PROBLEM DESCRIPTION:
Work through the data line by line, gathering every line that has the word "Private".

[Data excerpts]
──────────────────────────────
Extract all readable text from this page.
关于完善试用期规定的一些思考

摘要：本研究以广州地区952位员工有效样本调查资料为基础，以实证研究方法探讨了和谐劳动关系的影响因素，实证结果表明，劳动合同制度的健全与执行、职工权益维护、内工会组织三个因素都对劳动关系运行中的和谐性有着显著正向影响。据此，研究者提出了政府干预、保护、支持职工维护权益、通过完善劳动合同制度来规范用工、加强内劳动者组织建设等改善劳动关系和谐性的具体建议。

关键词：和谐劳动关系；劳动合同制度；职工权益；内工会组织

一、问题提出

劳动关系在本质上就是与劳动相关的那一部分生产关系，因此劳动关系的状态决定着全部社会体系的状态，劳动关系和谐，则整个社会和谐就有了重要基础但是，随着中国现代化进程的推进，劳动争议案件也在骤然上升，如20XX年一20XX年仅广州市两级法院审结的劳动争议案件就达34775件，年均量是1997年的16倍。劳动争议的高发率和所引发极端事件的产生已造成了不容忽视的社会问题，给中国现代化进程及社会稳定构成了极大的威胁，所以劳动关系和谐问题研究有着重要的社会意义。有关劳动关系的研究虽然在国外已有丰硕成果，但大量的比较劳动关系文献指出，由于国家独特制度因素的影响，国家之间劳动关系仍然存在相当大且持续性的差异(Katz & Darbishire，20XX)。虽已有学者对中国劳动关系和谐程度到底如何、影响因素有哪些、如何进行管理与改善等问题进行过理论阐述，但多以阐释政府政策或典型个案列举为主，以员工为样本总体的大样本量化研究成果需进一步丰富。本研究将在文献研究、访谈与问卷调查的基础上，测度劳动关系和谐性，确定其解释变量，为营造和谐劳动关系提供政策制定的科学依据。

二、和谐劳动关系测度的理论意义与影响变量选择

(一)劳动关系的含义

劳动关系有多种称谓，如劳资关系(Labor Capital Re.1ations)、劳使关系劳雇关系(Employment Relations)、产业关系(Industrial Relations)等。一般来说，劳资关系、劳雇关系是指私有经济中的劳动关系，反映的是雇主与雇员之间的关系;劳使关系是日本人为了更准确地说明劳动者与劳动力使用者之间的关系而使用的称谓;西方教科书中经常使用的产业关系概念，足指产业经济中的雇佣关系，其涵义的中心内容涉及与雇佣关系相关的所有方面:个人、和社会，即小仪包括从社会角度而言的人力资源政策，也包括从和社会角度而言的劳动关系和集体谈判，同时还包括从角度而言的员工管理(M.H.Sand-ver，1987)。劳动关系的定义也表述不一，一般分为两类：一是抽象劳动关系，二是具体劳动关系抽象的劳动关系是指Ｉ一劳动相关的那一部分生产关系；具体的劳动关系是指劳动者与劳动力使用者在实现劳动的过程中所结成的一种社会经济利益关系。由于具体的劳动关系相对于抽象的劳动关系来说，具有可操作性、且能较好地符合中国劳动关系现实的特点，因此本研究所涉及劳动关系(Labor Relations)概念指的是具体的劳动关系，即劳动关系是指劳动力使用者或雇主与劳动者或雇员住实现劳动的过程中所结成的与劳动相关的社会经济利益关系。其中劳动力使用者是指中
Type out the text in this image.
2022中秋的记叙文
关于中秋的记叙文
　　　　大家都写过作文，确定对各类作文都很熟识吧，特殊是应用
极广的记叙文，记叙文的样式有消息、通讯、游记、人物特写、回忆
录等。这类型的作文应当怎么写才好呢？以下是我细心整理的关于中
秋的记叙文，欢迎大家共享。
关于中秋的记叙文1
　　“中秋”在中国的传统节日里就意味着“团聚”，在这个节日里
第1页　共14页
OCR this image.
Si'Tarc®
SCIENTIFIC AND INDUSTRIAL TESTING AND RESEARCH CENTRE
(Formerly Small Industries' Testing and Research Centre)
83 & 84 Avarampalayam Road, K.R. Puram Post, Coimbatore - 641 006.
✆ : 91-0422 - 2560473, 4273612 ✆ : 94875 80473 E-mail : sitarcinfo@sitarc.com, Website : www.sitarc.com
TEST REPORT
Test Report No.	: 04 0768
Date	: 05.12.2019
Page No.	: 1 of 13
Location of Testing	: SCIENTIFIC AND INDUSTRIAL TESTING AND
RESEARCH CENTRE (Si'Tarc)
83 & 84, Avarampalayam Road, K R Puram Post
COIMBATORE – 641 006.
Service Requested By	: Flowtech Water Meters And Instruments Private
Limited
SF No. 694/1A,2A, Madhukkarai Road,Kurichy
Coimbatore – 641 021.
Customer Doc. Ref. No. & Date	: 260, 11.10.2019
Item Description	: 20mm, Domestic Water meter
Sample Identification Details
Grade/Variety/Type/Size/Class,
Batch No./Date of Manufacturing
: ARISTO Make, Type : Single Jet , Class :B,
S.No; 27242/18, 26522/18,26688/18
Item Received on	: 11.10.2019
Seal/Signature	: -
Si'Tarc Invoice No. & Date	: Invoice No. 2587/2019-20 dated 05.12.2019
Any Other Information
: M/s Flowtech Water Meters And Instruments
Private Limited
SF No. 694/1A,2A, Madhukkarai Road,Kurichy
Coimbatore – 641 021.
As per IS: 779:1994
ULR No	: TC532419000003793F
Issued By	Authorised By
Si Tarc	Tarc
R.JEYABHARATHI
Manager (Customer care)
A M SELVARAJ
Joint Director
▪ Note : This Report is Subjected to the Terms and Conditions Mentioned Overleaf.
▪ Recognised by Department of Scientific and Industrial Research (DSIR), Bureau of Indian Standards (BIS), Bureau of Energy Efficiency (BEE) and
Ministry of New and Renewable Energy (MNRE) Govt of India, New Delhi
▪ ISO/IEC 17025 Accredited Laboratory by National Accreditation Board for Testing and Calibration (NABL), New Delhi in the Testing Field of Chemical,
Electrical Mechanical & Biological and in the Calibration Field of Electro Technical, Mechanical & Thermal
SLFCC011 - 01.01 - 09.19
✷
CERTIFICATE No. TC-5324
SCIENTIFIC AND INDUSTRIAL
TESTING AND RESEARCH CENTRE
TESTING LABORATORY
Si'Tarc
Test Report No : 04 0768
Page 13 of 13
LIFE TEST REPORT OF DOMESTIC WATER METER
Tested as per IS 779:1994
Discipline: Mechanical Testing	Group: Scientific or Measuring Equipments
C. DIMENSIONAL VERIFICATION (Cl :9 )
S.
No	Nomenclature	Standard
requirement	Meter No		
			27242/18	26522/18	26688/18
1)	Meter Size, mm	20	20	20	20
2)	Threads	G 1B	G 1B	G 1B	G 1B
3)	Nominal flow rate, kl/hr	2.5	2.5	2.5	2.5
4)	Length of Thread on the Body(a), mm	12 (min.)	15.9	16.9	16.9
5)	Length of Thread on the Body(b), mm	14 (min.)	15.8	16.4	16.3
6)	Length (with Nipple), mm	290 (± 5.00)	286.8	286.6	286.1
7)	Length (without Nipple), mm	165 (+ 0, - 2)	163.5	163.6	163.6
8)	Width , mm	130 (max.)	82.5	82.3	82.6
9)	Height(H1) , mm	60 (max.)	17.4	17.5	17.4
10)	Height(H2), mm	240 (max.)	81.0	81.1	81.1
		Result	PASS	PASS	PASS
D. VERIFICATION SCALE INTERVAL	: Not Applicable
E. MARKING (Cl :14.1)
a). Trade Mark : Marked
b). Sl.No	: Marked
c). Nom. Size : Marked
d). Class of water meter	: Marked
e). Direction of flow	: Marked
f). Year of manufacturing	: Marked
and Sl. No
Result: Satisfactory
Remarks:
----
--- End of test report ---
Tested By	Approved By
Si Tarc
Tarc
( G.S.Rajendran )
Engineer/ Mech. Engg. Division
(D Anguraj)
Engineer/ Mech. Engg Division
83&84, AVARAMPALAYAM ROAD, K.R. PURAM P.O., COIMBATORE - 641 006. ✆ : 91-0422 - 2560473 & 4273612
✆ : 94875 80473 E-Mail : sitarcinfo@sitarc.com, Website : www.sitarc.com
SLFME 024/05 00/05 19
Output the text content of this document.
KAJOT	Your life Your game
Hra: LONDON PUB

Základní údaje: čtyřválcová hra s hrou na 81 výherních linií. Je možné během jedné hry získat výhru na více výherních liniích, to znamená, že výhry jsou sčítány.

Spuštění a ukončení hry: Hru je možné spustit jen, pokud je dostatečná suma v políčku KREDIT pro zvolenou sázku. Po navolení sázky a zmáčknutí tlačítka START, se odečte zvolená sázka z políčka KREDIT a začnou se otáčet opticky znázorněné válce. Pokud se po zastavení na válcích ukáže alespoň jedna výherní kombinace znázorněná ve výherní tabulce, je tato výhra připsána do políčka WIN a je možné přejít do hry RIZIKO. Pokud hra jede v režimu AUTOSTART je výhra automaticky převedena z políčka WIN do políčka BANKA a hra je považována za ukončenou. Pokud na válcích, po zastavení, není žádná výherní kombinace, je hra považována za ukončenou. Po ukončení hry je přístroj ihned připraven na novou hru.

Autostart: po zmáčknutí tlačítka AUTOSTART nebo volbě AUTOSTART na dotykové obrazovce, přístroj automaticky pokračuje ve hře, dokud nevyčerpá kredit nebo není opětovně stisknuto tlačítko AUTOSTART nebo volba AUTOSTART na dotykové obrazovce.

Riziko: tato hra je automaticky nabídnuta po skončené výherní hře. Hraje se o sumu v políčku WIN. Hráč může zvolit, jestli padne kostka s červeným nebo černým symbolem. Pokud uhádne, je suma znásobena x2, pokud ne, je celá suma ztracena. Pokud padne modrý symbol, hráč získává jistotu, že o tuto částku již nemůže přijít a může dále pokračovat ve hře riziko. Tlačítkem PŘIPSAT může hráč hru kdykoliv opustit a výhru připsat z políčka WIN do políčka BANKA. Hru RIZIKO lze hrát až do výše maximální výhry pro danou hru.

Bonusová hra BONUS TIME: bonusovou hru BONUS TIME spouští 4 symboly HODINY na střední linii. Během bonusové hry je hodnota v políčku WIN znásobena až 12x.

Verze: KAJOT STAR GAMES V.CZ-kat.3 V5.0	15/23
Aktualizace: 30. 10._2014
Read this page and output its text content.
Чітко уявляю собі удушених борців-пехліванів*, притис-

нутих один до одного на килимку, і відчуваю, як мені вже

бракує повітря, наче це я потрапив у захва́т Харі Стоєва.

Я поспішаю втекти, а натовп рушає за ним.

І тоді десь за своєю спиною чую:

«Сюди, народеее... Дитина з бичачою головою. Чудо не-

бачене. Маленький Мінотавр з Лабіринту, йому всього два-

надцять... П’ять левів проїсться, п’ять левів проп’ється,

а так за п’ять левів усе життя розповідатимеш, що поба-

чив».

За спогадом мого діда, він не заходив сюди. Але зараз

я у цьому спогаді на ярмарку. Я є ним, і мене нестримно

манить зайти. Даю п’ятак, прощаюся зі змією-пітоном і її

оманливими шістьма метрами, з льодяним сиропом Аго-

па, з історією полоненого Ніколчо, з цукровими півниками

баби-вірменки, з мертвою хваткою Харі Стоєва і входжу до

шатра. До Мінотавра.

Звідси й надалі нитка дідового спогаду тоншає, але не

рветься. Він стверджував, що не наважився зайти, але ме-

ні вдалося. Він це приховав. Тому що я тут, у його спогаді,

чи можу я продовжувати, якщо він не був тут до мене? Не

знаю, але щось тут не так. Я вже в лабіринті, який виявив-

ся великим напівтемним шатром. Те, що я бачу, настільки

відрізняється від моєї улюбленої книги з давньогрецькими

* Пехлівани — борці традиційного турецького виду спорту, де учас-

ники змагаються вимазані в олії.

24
──────────────────────────────
TASK RESULT:
Service Requested By	: Flowtech Water Meters And Instruments Private
Private Limited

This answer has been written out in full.